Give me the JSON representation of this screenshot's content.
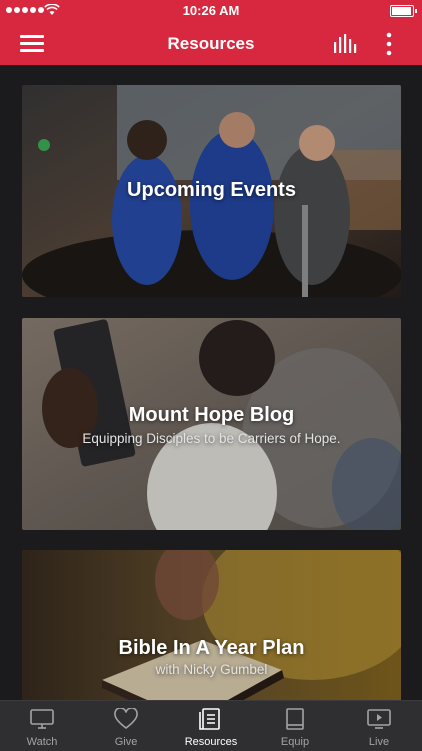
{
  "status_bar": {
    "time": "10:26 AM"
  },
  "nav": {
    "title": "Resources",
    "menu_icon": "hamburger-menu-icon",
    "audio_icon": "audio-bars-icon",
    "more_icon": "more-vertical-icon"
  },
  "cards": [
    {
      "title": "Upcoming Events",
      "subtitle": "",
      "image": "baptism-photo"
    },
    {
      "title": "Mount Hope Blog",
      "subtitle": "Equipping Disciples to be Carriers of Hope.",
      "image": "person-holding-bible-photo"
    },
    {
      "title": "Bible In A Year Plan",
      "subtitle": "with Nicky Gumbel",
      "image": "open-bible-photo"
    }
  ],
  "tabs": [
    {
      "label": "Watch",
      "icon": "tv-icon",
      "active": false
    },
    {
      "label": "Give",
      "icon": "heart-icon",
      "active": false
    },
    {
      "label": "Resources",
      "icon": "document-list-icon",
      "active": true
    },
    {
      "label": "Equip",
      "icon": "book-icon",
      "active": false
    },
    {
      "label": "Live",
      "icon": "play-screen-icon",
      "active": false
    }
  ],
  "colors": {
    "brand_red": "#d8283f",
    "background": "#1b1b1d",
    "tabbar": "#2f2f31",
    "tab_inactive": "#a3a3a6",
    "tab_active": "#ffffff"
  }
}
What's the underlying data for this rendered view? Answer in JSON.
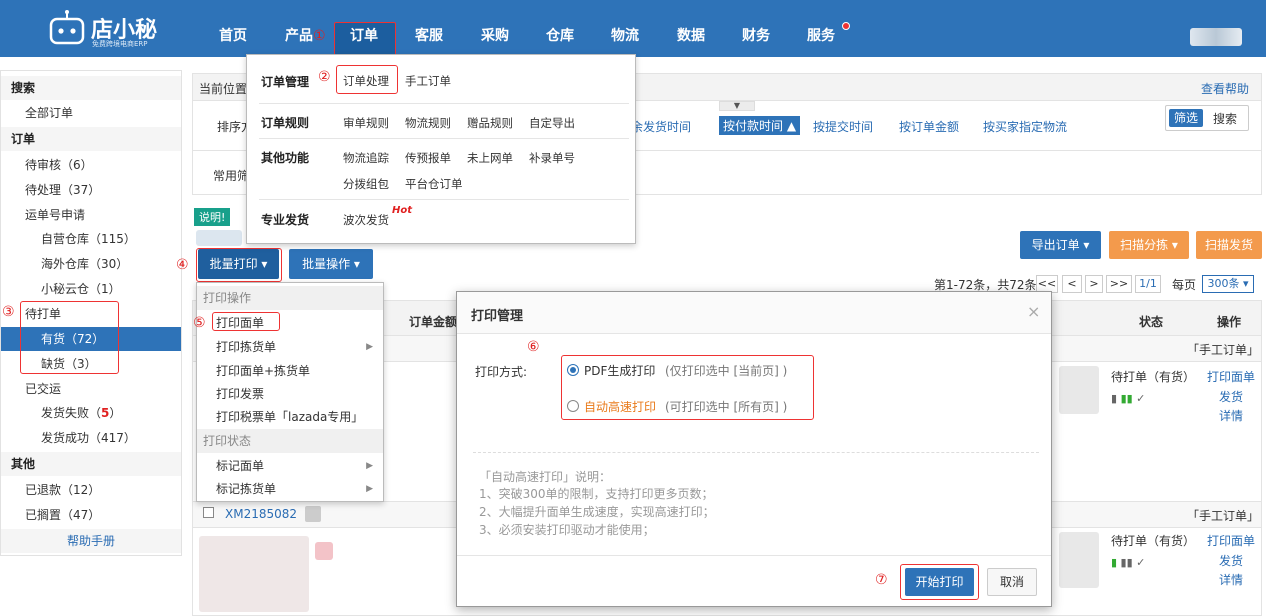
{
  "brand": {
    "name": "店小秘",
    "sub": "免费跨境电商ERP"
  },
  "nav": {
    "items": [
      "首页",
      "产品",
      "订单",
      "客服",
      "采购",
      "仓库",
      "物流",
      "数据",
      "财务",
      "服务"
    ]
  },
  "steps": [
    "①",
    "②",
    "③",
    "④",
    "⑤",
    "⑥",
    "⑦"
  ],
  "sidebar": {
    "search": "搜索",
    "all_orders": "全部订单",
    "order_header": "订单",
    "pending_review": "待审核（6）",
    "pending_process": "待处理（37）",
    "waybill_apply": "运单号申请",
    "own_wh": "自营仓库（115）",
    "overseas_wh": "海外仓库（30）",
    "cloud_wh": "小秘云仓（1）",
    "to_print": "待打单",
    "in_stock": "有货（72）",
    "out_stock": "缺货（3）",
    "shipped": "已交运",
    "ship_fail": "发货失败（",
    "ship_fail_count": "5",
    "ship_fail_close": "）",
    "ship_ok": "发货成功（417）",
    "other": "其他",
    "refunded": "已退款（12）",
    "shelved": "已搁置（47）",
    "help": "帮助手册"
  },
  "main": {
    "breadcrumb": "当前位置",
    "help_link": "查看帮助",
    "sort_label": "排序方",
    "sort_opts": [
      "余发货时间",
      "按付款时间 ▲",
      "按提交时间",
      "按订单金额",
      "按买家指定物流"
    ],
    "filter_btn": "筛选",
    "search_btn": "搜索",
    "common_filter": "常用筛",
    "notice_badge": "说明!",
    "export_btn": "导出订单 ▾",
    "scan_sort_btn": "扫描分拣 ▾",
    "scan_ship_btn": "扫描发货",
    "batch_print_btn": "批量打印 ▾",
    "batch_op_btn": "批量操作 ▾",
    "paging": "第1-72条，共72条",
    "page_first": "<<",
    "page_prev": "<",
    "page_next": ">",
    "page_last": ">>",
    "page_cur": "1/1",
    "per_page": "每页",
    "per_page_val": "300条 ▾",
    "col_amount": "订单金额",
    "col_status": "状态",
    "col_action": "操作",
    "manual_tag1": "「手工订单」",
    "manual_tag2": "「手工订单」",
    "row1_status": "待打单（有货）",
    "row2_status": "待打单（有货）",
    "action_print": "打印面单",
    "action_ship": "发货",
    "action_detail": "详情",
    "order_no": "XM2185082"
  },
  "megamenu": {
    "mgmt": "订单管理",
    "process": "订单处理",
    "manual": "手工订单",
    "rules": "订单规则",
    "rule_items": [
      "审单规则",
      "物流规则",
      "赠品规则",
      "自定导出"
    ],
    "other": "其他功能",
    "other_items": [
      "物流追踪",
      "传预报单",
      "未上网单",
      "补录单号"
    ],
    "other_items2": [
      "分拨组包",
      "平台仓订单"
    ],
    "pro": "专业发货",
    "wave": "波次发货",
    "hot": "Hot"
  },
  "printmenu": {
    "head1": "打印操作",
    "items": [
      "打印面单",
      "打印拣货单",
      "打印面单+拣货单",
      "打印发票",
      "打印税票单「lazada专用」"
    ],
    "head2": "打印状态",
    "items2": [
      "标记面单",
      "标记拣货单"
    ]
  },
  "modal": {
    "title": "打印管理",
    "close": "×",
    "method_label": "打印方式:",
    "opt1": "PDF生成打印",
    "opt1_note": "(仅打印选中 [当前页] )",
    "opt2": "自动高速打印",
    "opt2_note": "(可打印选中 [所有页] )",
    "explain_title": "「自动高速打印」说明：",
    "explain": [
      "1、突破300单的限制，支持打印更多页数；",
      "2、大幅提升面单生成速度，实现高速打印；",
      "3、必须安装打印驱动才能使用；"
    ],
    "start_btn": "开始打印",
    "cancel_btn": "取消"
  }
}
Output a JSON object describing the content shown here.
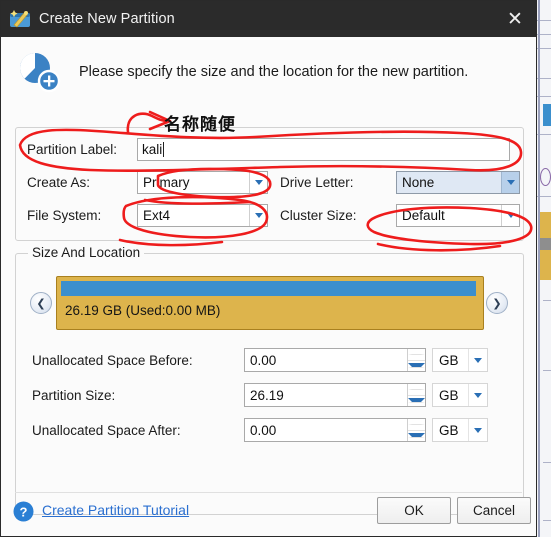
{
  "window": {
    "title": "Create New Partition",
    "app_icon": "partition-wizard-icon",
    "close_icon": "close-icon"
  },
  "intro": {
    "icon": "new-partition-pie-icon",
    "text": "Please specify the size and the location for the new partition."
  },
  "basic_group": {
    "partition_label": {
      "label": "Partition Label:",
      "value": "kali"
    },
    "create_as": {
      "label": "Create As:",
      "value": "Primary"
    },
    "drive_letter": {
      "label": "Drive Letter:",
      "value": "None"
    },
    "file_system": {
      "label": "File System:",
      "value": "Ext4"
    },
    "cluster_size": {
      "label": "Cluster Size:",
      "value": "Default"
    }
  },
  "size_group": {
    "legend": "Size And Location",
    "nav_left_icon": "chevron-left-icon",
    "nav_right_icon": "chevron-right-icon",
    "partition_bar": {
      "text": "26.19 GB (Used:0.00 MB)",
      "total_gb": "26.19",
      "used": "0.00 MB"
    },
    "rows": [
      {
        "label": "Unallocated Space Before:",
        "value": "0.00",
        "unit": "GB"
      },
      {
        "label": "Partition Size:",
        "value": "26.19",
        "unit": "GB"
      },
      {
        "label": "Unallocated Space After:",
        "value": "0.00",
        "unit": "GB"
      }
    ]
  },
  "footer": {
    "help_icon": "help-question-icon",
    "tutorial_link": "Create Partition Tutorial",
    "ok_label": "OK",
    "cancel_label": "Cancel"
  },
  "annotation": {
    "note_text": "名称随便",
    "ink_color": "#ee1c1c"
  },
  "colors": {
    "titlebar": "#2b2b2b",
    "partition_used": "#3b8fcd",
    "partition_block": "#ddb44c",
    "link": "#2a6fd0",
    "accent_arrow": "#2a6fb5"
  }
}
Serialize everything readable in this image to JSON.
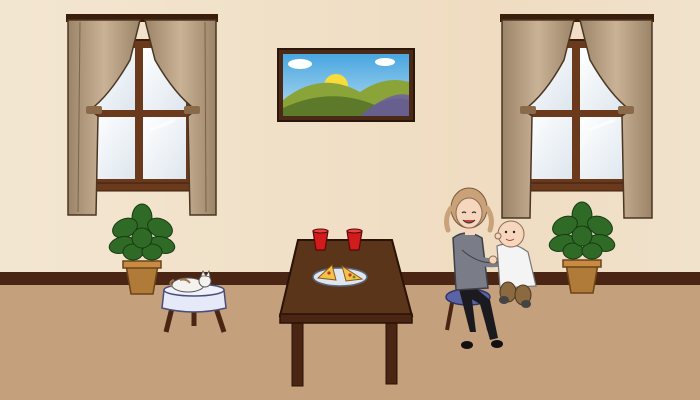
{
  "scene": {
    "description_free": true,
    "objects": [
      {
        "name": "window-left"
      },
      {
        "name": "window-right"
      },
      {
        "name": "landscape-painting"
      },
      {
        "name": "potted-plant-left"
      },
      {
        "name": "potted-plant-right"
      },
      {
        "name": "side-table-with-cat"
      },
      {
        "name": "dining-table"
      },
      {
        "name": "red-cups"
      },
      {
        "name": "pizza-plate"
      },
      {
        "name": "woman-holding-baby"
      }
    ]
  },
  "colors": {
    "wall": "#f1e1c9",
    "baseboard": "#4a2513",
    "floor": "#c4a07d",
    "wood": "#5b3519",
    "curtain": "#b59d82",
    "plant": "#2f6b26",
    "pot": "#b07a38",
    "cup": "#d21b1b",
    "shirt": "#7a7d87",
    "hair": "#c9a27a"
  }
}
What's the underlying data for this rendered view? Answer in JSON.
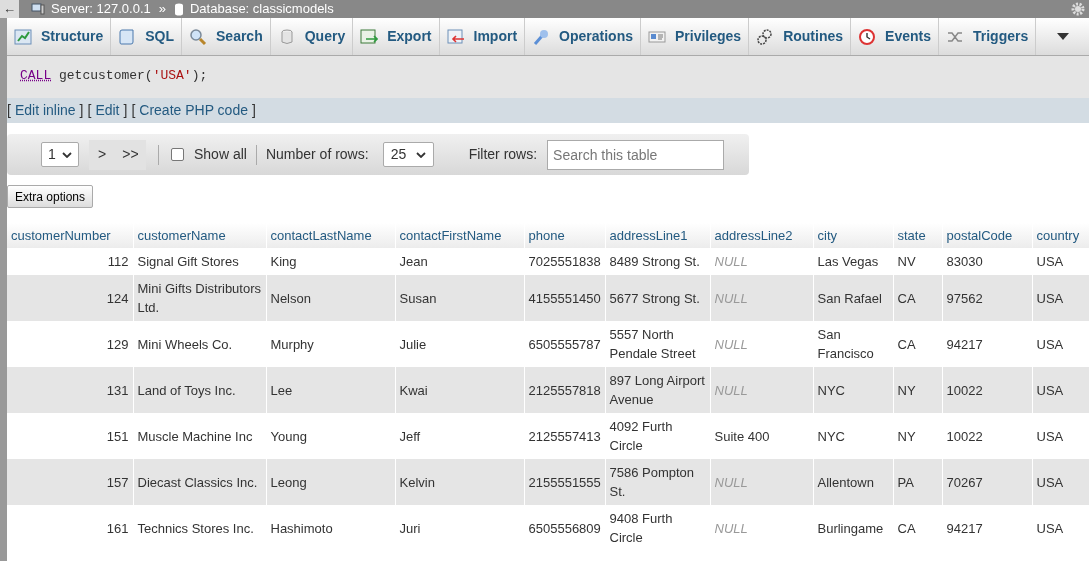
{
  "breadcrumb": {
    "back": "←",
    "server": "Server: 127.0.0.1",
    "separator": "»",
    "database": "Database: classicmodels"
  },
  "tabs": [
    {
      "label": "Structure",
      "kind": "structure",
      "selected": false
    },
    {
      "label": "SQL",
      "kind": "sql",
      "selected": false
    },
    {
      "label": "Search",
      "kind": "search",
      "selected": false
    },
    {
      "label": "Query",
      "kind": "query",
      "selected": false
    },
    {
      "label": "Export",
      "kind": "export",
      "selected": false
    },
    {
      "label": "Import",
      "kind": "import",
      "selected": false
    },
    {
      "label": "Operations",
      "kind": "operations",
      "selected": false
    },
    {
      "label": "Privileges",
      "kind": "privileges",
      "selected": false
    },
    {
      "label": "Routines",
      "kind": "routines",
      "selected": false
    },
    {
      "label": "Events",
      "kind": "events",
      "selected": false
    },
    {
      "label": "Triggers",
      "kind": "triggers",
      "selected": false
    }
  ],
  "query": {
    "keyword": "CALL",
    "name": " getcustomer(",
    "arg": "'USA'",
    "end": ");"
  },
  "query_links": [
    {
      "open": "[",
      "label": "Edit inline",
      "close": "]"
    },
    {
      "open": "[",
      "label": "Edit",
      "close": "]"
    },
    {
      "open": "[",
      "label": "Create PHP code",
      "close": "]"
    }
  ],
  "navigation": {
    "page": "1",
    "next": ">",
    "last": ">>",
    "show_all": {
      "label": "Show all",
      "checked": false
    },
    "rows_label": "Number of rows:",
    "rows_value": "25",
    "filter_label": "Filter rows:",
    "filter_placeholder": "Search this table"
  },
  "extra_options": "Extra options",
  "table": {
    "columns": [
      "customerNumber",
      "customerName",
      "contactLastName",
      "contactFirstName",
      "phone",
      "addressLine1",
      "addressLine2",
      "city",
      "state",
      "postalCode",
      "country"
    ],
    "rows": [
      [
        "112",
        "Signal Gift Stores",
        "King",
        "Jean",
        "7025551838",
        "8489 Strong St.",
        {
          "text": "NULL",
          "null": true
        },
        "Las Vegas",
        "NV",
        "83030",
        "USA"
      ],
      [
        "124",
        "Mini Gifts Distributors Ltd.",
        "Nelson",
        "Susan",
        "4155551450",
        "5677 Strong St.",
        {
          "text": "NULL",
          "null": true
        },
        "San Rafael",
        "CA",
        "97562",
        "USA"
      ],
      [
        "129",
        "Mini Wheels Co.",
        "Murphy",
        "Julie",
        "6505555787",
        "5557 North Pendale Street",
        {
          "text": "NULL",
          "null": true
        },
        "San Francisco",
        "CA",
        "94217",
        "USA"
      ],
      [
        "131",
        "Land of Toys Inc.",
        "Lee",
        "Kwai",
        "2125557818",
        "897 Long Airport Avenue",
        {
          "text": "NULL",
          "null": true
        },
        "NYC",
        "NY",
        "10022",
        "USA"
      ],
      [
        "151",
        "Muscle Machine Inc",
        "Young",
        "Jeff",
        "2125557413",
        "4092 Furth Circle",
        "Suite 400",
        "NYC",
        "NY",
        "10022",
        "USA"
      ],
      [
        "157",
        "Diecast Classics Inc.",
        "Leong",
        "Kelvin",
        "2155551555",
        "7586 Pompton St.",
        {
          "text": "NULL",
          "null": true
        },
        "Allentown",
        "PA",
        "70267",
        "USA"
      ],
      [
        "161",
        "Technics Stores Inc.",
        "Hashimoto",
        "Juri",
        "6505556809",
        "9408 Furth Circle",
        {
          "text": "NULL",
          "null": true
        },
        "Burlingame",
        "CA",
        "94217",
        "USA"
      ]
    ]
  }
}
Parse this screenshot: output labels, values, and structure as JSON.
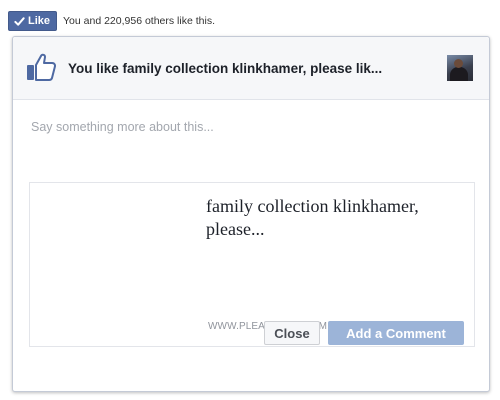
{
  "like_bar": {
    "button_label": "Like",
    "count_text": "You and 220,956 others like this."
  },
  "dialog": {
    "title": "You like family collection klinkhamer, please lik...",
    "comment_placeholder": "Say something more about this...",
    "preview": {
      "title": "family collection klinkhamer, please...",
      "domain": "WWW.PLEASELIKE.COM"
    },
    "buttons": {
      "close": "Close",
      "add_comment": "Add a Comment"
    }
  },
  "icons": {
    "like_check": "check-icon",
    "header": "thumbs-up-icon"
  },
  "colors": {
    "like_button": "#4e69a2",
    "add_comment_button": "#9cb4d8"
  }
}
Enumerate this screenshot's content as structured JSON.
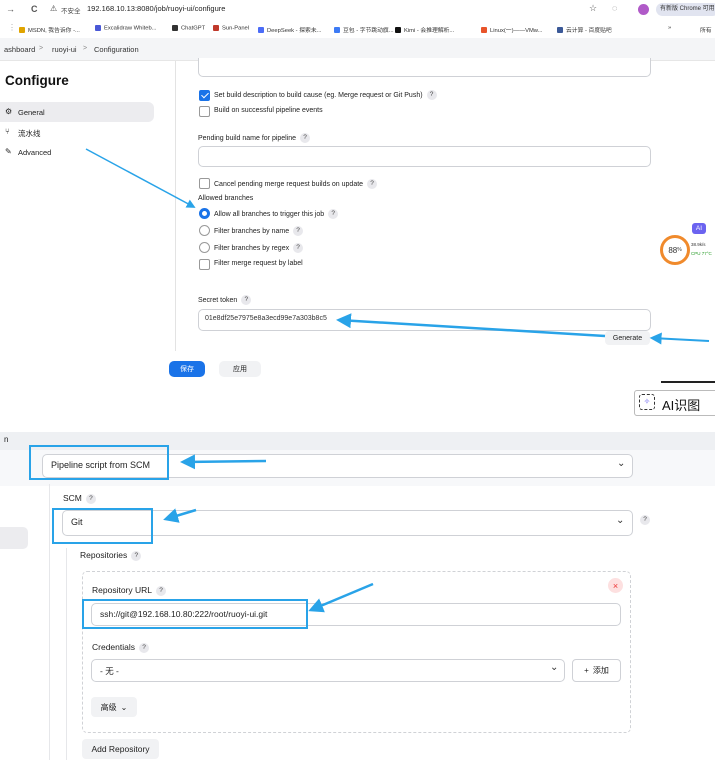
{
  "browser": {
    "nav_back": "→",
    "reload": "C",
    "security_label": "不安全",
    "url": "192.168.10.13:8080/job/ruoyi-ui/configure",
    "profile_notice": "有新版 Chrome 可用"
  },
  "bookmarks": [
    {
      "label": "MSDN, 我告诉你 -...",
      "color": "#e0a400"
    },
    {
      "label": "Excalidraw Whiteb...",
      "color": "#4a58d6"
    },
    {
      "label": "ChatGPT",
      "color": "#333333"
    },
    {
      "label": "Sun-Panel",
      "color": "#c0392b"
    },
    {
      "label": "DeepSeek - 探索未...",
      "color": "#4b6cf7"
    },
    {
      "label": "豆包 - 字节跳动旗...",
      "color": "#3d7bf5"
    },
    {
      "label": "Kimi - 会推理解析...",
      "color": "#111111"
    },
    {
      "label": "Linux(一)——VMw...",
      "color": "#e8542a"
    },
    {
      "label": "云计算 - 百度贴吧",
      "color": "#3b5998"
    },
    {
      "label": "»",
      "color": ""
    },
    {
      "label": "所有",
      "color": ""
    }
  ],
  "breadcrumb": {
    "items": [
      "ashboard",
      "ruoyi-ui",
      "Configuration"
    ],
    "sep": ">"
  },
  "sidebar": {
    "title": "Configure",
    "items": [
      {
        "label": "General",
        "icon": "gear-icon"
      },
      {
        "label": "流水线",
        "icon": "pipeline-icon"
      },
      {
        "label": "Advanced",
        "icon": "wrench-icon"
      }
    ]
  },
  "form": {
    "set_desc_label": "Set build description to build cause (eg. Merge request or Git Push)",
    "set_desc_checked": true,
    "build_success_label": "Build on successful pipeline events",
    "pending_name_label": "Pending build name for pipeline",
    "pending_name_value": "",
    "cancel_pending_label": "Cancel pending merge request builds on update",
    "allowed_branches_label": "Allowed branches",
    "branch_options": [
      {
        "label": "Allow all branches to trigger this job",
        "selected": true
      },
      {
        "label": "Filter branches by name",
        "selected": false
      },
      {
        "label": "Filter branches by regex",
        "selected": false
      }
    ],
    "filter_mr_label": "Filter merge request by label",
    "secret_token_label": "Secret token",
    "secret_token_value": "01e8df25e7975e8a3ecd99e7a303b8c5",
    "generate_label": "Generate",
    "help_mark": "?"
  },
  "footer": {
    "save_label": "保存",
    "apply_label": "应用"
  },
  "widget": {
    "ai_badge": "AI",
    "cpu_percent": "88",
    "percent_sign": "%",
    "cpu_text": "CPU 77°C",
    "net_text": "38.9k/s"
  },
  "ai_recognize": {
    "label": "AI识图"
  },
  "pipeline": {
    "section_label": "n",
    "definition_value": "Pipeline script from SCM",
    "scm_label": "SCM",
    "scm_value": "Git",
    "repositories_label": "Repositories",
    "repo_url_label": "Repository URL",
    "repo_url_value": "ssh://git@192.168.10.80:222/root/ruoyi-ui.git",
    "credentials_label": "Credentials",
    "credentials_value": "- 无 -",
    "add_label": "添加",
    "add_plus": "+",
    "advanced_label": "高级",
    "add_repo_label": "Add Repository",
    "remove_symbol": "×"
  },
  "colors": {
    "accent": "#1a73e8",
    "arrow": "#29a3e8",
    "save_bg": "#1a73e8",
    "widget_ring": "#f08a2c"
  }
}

## TO DO:
Reply with one number only, the count of lines above that hold the string "Unallocated".

## COMPLETED TASK:
2